(Layout region entries)
===

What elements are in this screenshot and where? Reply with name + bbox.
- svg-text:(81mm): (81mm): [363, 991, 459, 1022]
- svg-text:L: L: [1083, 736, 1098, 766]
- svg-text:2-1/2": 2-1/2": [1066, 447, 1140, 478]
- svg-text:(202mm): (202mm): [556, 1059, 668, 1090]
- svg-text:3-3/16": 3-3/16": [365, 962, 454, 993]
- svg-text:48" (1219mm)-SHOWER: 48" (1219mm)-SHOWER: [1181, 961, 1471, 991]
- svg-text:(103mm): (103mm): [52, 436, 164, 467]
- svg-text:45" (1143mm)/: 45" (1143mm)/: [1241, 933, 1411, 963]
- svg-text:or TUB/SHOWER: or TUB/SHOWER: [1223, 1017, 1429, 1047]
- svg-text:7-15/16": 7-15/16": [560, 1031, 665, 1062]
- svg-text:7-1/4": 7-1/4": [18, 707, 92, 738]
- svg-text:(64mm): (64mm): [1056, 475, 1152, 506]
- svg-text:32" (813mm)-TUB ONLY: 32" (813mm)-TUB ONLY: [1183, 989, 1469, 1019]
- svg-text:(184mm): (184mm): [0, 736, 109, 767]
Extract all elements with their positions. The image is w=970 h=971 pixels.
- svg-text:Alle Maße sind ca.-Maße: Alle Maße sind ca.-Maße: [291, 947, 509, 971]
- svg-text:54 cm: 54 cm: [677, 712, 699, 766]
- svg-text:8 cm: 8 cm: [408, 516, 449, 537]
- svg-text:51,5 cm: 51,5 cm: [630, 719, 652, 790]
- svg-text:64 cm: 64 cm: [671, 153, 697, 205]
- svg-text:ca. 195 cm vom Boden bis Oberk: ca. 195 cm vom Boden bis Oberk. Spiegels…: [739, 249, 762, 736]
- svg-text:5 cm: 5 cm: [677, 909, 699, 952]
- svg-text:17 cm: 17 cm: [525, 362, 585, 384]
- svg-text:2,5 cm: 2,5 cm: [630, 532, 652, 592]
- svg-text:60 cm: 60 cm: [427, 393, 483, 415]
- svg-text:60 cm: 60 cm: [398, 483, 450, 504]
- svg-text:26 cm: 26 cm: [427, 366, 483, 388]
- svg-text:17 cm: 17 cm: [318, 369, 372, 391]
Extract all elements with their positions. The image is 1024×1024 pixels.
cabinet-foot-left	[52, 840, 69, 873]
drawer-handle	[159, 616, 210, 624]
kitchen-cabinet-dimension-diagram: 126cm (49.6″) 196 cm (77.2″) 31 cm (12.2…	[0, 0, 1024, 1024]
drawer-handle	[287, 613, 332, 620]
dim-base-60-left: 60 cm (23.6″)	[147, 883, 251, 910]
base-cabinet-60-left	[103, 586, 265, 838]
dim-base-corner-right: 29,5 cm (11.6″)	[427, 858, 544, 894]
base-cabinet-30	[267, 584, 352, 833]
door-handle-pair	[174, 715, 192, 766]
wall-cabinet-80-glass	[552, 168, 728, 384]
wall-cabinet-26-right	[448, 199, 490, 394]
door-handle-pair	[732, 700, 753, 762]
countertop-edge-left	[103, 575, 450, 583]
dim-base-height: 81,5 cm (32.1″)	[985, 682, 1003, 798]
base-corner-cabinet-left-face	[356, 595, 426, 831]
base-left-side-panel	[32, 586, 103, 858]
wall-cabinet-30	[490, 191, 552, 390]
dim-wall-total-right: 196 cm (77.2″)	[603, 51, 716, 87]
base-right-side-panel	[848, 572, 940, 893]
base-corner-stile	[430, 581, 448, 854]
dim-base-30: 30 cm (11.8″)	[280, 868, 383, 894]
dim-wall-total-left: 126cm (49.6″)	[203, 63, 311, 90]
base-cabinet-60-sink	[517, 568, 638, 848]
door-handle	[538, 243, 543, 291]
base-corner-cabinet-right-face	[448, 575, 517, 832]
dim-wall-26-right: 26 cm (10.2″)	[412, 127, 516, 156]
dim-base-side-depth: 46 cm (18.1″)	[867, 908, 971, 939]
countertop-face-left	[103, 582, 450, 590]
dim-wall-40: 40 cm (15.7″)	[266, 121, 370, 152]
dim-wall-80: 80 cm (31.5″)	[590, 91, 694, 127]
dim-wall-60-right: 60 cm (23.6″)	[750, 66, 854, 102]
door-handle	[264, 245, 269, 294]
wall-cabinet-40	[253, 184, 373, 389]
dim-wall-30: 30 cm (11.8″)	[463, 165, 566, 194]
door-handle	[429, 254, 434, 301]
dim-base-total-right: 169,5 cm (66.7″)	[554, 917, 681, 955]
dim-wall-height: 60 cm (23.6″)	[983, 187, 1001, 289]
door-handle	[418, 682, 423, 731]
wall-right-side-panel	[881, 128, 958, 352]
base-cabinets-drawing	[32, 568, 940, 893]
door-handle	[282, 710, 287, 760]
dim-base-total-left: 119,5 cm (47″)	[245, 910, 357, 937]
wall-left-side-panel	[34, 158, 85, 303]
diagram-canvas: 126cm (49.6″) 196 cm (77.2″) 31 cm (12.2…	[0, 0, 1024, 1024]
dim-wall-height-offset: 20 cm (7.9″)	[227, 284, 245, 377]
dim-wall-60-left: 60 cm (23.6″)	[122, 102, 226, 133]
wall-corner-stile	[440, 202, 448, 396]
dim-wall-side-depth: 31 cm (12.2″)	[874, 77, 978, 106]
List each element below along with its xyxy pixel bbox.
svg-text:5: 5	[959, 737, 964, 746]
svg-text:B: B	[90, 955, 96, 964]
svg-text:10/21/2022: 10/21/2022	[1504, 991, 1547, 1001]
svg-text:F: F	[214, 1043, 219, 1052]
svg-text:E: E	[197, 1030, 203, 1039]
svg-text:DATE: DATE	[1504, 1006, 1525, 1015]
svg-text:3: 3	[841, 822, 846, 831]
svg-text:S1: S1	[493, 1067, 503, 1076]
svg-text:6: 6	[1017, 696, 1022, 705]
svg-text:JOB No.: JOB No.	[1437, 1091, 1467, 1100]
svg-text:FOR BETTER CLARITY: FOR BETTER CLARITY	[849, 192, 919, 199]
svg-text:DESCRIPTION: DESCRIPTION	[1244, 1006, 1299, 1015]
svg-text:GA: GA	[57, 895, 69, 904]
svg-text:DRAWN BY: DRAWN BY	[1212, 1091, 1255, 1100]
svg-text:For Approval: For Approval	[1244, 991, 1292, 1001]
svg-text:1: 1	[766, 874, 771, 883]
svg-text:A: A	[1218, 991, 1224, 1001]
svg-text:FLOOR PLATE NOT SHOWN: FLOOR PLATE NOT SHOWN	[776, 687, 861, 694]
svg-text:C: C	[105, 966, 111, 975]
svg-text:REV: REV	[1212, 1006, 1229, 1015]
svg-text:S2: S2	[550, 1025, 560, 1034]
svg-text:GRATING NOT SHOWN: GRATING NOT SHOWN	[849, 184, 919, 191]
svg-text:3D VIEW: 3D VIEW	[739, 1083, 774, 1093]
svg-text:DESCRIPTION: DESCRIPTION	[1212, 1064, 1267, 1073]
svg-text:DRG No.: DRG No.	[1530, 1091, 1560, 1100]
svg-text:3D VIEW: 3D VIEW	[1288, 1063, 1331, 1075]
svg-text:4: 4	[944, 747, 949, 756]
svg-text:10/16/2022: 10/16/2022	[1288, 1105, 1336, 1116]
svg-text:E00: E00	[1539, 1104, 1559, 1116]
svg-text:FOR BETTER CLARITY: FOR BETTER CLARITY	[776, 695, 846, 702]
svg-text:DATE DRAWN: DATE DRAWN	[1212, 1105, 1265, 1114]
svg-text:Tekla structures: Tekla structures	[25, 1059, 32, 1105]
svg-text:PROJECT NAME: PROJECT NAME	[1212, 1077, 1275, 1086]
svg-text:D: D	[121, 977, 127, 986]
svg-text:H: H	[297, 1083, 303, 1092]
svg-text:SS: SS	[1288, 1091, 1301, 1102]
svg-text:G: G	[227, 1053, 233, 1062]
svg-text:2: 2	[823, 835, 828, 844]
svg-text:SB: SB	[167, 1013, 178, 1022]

===

Pick out every line in the entries above that contains the string "corner" and copy each of those lines.

dim-base-corner-right: 29,5 cm (11.6″)	[427, 858, 544, 894]
base-corner-cabinet-left-face	[356, 595, 426, 831]
base-corner-stile	[430, 581, 448, 854]
base-corner-cabinet-right-face	[448, 575, 517, 832]
wall-corner-stile	[440, 202, 448, 396]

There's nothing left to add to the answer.